> [Text to read]
In my case, I was timing a rehearsal, when it was interrupted – twice. The fancy-pants D600 stopwatch failed me in this simple task.

Single-tasking

A completely unrelated misfeature is that you cannot use the phone for any other function while you are using the stopwatch. Leaving that mode will quietly reset the stopwatch. So be careful not to make any phone calls while you are timing how much you are using the phone… err…

PC-Based Applications

The software that comes with the phone is called Samsung PC Studio 3. Overall, it was the most disappointing part of the package.

After some months experimenting, I now think that the poor utility of this software is enough to damn the D600 phone entirely for people wanting to synch with Outlook. Run away! Save yourselves! Leave me here to die.

I have yet to look at the third-party alternatives, but I will be doing that soon – this software is so broken.

Samsung PC Studio 3 successfully upgraded itself from the web, which was nice. It looks very swish, if that is what you consider important.

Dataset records

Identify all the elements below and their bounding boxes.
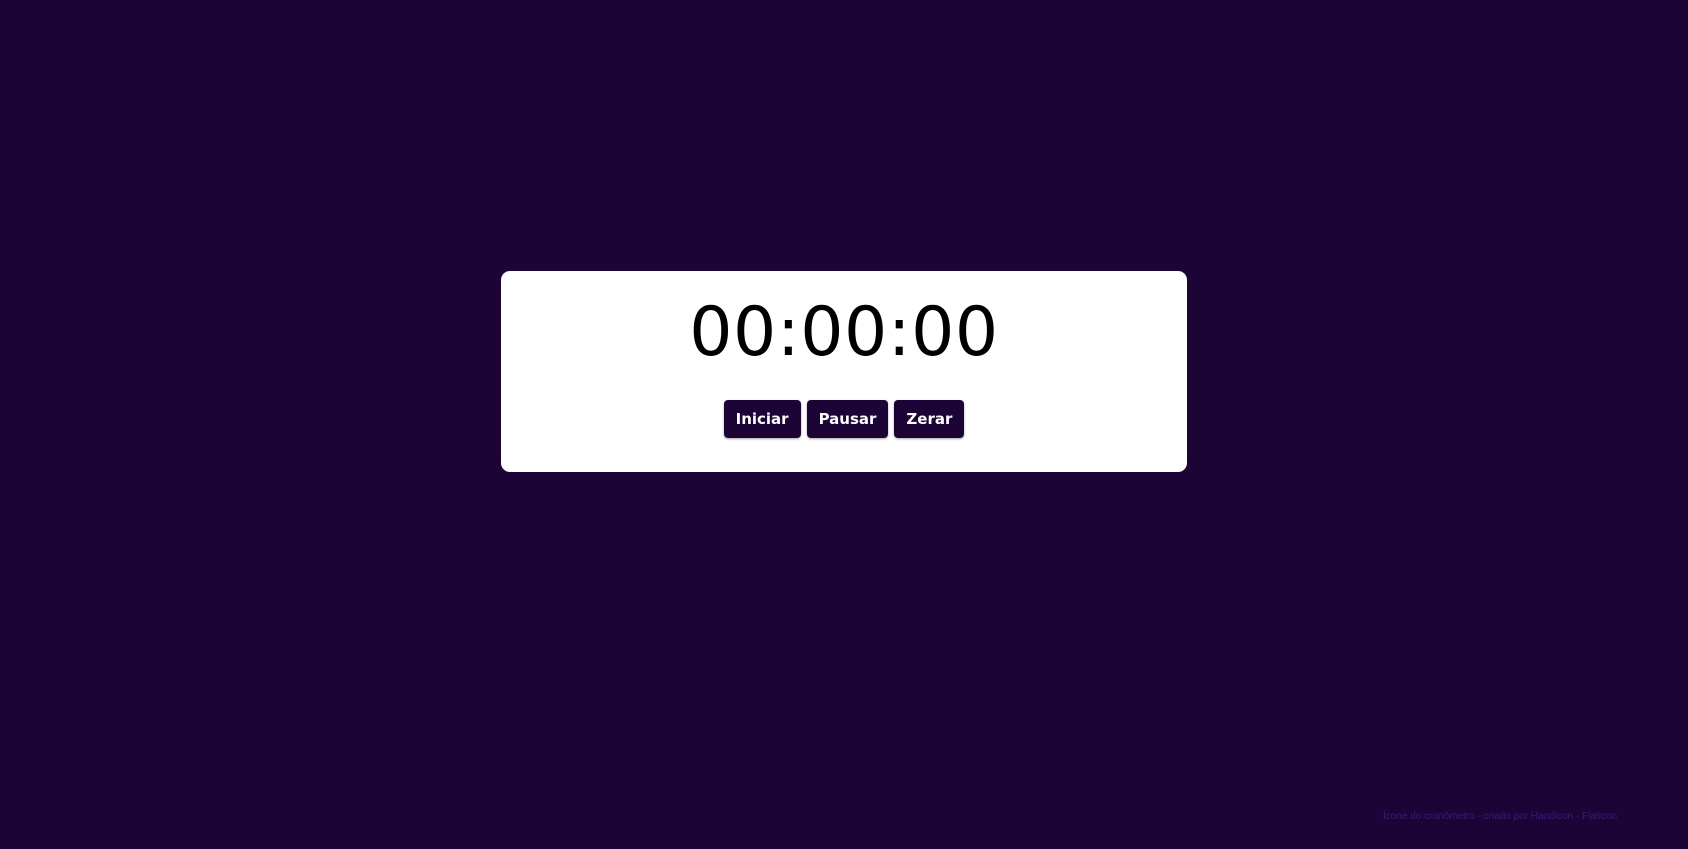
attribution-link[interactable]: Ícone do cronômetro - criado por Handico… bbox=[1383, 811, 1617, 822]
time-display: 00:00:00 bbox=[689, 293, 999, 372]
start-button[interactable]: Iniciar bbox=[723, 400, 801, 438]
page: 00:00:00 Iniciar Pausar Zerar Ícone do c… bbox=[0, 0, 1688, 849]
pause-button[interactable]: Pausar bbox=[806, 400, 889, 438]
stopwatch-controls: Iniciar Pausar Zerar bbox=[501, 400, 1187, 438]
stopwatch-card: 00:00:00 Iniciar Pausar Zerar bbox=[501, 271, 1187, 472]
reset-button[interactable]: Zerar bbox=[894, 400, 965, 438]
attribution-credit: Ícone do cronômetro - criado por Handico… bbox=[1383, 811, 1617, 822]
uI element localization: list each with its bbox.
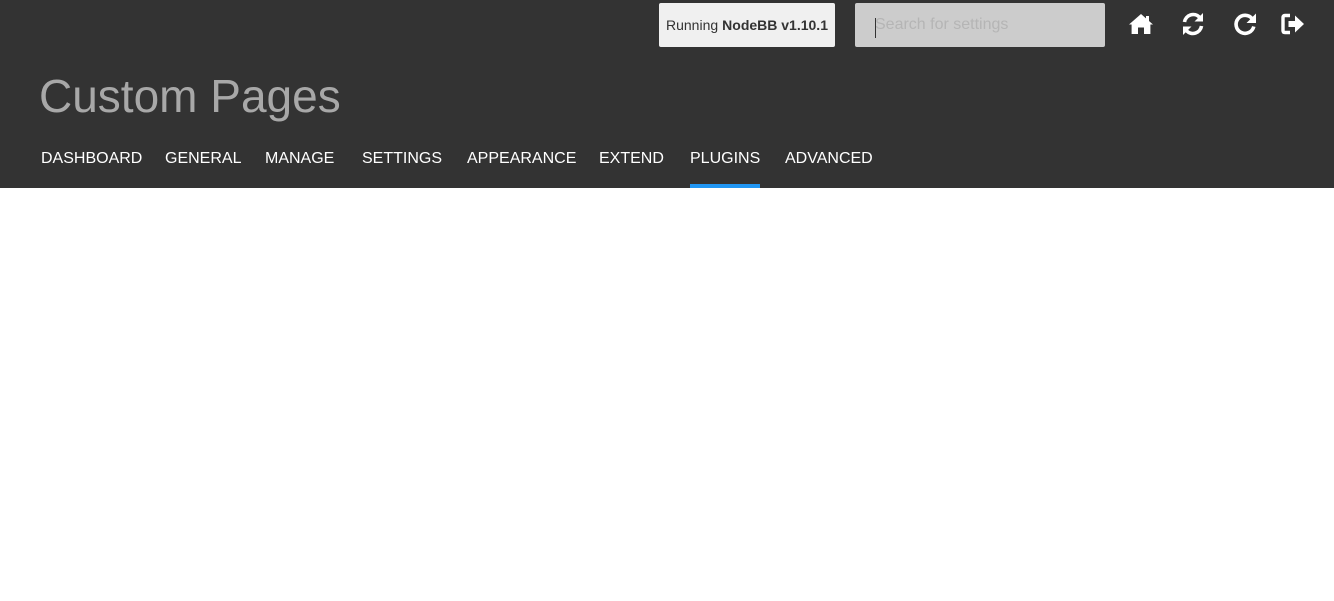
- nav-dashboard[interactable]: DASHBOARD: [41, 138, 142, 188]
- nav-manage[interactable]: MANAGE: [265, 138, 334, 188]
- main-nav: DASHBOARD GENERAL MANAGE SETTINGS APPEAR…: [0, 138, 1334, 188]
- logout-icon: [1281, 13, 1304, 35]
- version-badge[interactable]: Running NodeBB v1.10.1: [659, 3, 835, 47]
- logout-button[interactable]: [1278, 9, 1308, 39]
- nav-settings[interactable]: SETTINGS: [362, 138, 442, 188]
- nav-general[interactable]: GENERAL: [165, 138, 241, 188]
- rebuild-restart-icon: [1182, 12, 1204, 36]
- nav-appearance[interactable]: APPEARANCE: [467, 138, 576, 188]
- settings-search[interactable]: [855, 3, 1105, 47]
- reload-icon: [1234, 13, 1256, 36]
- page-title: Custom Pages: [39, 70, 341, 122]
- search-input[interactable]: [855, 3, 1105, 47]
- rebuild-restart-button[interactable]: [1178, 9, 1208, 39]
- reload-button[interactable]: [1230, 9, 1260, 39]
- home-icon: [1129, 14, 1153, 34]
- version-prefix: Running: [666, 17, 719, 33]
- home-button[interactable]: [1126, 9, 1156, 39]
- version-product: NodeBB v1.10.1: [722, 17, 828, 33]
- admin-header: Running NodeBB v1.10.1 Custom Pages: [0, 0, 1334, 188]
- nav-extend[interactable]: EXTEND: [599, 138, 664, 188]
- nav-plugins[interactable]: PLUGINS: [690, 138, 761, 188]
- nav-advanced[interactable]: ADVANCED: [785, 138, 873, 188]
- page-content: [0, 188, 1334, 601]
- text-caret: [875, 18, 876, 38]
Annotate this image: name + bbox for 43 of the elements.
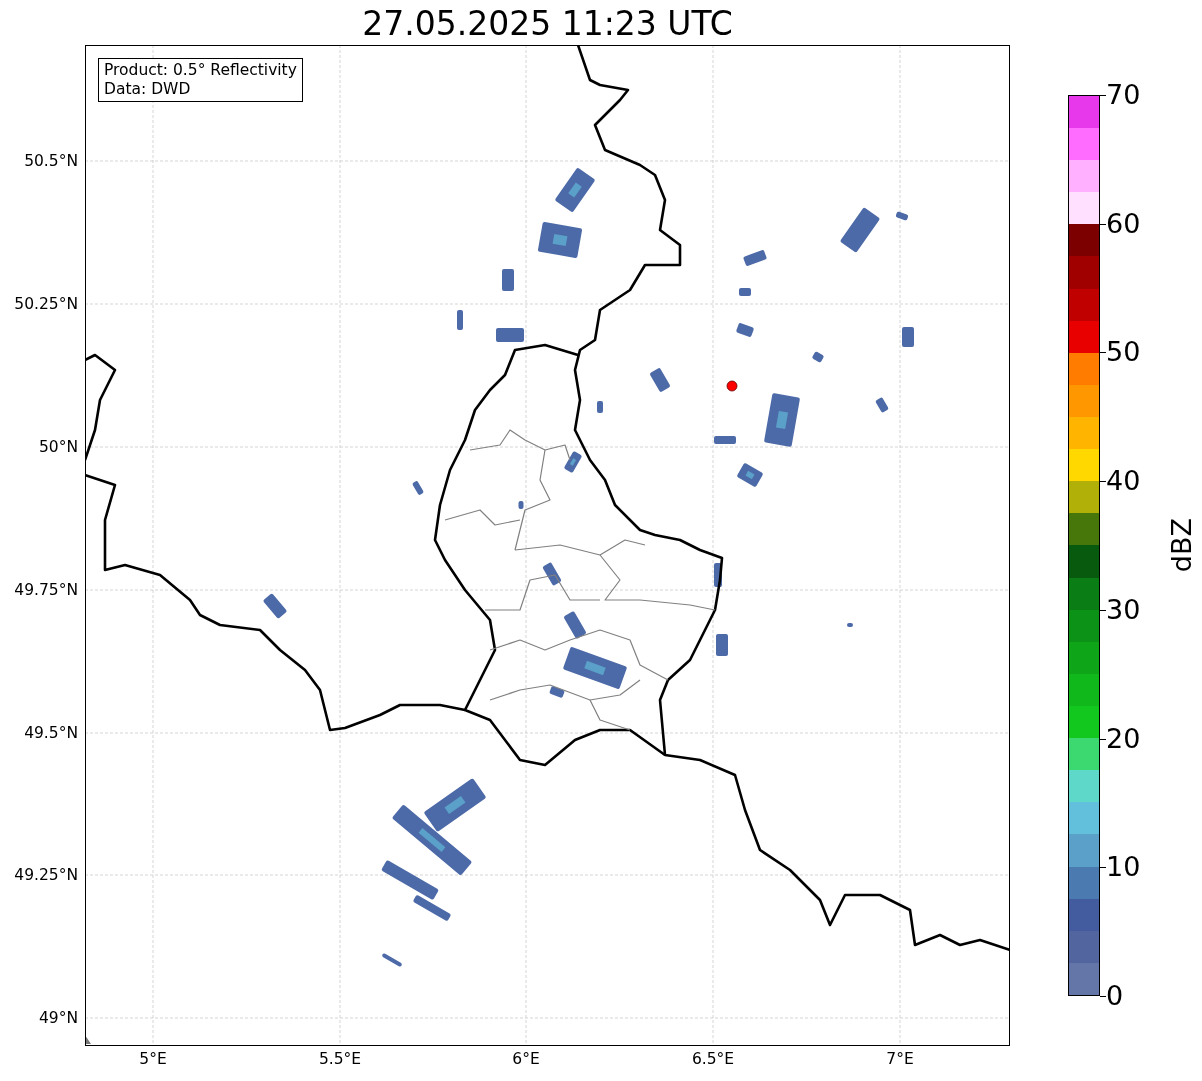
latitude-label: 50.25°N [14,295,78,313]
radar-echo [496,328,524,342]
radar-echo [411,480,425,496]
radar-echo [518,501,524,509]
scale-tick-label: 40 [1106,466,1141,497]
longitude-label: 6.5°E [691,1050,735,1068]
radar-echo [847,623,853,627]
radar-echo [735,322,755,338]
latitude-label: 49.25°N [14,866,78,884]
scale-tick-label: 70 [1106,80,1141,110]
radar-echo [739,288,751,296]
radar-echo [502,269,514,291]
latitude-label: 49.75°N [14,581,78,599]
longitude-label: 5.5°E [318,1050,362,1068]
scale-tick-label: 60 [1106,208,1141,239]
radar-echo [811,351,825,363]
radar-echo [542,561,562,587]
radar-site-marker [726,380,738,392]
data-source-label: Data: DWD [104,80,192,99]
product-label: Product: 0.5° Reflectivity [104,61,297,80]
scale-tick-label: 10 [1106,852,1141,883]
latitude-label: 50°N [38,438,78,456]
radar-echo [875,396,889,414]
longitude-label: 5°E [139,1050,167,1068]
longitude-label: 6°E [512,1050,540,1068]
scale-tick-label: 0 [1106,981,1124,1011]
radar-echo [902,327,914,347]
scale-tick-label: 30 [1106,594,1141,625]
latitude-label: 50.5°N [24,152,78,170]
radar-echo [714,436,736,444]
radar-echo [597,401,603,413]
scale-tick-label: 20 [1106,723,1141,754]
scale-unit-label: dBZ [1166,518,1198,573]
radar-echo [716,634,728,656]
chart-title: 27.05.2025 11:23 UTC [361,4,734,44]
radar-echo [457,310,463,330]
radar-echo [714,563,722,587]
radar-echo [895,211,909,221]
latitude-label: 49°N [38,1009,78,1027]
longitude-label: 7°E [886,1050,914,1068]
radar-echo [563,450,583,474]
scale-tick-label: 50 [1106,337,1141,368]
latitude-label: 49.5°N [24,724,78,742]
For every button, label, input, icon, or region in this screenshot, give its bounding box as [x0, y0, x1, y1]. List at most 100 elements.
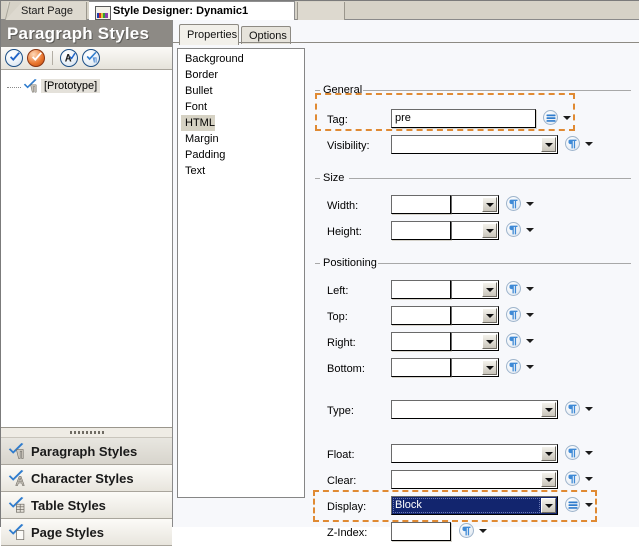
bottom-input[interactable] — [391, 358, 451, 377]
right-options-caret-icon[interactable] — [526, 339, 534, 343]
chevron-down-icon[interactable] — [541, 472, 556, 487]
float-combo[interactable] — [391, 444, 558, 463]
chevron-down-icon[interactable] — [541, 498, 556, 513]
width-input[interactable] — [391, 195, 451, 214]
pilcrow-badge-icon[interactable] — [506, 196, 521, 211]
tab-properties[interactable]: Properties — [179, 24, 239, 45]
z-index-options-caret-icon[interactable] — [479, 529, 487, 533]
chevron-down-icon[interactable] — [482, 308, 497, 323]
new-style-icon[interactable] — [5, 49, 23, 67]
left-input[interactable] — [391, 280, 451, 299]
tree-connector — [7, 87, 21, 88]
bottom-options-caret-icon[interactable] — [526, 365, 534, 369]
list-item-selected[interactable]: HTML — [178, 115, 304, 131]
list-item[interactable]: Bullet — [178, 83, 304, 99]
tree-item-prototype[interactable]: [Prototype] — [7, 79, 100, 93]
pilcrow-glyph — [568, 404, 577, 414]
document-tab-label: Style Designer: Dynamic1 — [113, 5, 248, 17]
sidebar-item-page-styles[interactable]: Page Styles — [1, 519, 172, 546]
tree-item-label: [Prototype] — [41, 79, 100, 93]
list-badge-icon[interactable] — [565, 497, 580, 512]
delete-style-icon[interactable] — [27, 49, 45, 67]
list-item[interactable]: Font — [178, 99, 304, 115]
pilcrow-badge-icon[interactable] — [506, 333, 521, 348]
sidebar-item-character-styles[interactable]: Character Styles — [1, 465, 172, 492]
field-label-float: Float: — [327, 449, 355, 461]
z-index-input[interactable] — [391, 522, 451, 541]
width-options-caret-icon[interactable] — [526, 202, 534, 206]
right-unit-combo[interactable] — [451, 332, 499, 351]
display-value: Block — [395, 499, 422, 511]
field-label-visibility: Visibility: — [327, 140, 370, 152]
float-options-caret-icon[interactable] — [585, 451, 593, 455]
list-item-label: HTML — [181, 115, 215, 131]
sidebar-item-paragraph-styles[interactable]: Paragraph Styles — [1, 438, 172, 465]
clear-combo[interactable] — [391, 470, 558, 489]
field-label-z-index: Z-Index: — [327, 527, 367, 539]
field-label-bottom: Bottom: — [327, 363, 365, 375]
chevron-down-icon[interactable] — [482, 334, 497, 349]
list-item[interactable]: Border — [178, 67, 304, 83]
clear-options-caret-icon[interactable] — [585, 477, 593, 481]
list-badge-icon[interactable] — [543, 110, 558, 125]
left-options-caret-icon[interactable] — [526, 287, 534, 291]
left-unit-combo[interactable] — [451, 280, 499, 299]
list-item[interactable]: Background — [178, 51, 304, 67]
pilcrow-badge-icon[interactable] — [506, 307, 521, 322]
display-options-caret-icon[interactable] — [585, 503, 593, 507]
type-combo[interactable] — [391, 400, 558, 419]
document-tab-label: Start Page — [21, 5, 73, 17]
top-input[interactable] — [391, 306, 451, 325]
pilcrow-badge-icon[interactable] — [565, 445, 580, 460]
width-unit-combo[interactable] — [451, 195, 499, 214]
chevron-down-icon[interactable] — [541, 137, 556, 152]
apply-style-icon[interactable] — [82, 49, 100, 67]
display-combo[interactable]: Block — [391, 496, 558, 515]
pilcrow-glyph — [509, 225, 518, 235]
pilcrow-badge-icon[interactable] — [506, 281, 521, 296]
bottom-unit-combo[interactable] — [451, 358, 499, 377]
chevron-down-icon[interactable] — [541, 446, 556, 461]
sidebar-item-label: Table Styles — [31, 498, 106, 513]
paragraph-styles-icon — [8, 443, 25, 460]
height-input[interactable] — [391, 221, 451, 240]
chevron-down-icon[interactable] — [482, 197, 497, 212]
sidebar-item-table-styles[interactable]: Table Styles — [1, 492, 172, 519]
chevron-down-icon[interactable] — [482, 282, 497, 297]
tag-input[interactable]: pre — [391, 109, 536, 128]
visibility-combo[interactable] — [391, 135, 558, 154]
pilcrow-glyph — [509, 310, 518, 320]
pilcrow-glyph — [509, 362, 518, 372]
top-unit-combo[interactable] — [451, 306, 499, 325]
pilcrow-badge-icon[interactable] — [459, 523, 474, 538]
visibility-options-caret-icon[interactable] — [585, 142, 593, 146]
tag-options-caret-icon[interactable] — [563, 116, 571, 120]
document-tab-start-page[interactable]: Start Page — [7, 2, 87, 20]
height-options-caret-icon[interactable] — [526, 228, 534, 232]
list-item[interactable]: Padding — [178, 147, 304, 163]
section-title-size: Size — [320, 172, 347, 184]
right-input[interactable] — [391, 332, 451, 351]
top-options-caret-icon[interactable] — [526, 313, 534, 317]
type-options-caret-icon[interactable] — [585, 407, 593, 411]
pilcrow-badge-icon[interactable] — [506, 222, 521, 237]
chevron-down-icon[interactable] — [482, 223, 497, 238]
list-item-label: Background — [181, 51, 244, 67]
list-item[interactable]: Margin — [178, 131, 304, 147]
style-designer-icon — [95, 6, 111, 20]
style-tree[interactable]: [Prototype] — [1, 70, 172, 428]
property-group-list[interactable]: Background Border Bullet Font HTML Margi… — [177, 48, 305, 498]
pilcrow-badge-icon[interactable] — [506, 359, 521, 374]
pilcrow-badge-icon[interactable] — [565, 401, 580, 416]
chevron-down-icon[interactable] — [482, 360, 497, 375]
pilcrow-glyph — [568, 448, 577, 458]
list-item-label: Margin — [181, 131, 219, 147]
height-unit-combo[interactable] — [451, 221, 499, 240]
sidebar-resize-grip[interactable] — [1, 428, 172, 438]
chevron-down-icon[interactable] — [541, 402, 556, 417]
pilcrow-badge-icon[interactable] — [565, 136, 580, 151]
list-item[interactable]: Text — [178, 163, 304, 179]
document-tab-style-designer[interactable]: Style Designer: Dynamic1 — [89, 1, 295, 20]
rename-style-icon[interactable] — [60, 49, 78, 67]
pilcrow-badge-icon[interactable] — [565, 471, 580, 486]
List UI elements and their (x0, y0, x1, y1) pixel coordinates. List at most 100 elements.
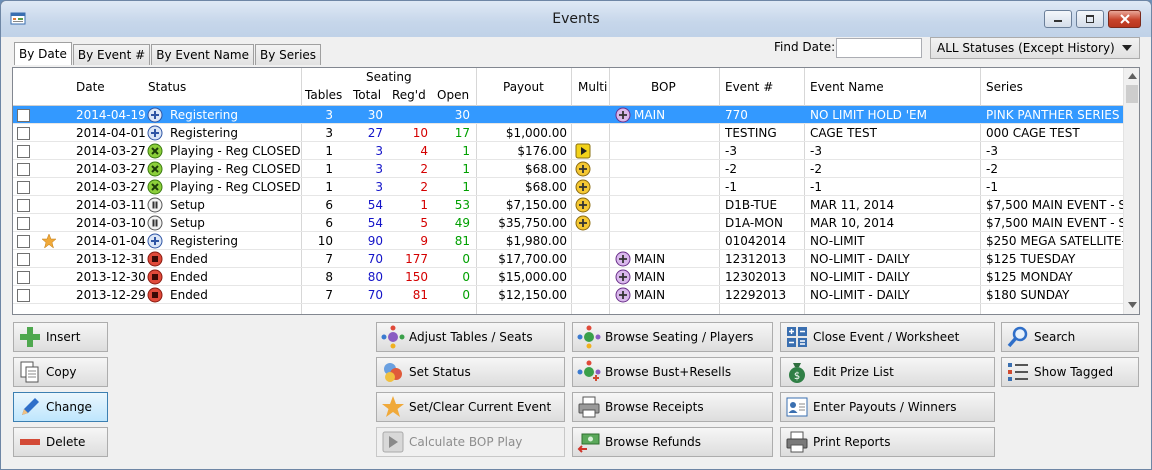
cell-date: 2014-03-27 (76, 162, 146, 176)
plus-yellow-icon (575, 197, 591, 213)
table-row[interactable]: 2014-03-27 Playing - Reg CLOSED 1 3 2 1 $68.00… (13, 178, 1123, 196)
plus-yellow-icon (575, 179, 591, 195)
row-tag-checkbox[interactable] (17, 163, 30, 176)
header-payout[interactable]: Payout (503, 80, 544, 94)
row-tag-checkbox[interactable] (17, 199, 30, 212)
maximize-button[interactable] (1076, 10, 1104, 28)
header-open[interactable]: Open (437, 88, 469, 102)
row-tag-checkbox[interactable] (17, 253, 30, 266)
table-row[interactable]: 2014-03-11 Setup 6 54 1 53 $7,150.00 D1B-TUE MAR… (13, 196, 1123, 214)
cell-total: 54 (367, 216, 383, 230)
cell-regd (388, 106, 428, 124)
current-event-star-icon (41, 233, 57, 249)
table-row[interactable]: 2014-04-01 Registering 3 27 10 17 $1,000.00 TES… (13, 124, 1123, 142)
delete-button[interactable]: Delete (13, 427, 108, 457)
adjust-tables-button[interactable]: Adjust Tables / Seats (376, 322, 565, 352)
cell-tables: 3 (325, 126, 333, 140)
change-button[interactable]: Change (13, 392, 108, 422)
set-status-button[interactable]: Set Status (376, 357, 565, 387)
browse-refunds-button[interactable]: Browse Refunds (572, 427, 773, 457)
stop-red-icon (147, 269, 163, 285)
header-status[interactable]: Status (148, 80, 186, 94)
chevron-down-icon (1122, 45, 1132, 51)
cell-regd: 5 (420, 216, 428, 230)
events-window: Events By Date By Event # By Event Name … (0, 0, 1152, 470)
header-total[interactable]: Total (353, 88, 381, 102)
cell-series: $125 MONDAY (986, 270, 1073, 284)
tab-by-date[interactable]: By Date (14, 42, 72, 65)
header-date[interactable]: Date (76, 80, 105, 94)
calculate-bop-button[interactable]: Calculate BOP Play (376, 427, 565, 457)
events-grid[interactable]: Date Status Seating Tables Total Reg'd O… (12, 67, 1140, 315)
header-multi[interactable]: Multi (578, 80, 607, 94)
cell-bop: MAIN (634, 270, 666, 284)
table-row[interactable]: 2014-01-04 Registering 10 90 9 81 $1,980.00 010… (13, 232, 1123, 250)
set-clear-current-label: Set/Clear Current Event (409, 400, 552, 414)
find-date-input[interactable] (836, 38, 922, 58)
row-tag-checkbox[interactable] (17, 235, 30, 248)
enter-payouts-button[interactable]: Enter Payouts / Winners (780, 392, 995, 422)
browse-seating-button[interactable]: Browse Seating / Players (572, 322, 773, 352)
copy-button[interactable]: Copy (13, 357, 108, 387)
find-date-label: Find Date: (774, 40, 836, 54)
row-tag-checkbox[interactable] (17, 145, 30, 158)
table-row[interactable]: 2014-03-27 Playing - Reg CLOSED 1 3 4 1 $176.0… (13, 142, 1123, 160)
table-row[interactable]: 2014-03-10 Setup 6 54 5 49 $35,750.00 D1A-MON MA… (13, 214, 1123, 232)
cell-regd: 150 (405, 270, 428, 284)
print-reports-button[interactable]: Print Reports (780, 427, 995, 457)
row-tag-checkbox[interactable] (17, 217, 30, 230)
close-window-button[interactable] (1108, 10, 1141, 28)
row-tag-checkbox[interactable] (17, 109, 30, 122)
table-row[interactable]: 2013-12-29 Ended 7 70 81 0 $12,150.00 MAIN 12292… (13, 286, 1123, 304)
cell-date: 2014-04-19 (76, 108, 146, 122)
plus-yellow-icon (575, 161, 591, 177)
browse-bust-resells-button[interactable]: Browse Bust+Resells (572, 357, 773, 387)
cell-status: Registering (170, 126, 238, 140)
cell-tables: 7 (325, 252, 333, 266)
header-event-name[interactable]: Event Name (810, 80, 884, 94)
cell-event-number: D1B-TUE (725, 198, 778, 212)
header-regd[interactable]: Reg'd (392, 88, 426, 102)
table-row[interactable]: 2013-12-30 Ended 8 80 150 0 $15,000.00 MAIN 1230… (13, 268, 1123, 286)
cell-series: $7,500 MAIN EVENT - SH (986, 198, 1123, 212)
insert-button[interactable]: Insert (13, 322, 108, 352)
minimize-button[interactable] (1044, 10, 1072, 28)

> [Objectives]
1. Answer these questions using the D600 review above:
(a) What was being timed when the stopwatch was interrupted?
(b) What happens to the stopwatch if you leave its mode?
(c) What is the name of the software that comes with the phone?
2. Retype the part of the D600 review above that opens with the words containing "Single-tasking" and closes with "is so broken.".

> [Task responses]
1.
(a) A rehearsal.
(b) It quietly resets.
(c) Samsung PC Studio 3.

2.
Single-tasking

A completely unrelated misfeature is that you cannot use the phone for any other function while you are using the stopwatch. Leaving that mode will quietly reset the stopwatch. So be careful not to make any phone calls while you are timing how much you are using the phone… err…

PC-Based Applications

The software that comes with the phone is called Samsung PC Studio 3. Overall, it was the most disappointing part of the package.

After some months experimenting, I now think that the poor utility of this software is enough to damn the D600 phone entirely for people wanting to synch with Outlook. Run away! Save yourselves! Leave me here to die.

I have yet to look at the third-party alternatives, but I will be doing that soon – this software is so broken.